***** Working data *****

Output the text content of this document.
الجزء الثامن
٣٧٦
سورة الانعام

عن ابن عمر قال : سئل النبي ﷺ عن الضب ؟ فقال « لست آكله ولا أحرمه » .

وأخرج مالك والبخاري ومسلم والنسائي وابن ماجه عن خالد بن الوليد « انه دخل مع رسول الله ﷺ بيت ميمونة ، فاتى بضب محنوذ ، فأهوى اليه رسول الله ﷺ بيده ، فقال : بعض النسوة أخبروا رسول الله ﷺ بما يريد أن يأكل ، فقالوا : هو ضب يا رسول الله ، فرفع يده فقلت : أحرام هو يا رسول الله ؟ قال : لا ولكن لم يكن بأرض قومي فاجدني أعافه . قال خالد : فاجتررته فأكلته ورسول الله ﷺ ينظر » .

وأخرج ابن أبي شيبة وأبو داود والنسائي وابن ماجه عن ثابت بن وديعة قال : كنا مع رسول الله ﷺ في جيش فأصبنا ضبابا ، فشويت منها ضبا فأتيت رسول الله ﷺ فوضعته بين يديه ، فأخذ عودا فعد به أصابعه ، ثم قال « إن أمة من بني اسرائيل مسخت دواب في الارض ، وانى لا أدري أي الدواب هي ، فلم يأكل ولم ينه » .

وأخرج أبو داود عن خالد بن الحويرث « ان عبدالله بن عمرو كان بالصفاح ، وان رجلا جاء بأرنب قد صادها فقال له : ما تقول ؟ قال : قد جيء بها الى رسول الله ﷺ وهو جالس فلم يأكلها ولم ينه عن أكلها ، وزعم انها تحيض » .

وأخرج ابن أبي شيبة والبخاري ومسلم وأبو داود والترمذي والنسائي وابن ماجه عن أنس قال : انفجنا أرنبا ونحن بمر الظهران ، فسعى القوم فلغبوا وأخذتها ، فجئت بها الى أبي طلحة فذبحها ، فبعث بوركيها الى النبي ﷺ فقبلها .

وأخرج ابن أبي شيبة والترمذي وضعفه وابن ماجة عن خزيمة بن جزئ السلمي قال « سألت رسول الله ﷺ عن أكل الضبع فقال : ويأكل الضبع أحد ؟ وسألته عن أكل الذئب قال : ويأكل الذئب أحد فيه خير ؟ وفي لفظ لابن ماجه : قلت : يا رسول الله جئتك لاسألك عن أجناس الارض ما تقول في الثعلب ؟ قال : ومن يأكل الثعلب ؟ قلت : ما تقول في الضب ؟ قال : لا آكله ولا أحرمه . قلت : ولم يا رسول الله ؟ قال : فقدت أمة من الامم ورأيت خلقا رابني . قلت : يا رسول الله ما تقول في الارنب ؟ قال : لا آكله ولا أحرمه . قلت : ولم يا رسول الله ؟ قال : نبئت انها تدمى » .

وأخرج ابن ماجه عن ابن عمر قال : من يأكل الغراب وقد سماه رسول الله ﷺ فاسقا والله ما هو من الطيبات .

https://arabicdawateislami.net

*****

Pick out all lines containing the string "النبي".

عن ابن عمر قال : سئل النبي ﷺ عن الضب ؟ فقال « لست آكله ولا أحرمه » .
وأخرج ابن أبي شيبة والبخاري ومسلم وأبو داود والترمذي والنسائي وابن ماجه عن أنس قال : انفجنا أرنبا ونحن بمر الظهران ، فسعى القوم فلغبوا وأخذتها ، فجئت بها الى أبي طلحة فذبحها ، فبعث بوركيها الى النبي ﷺ فقبلها .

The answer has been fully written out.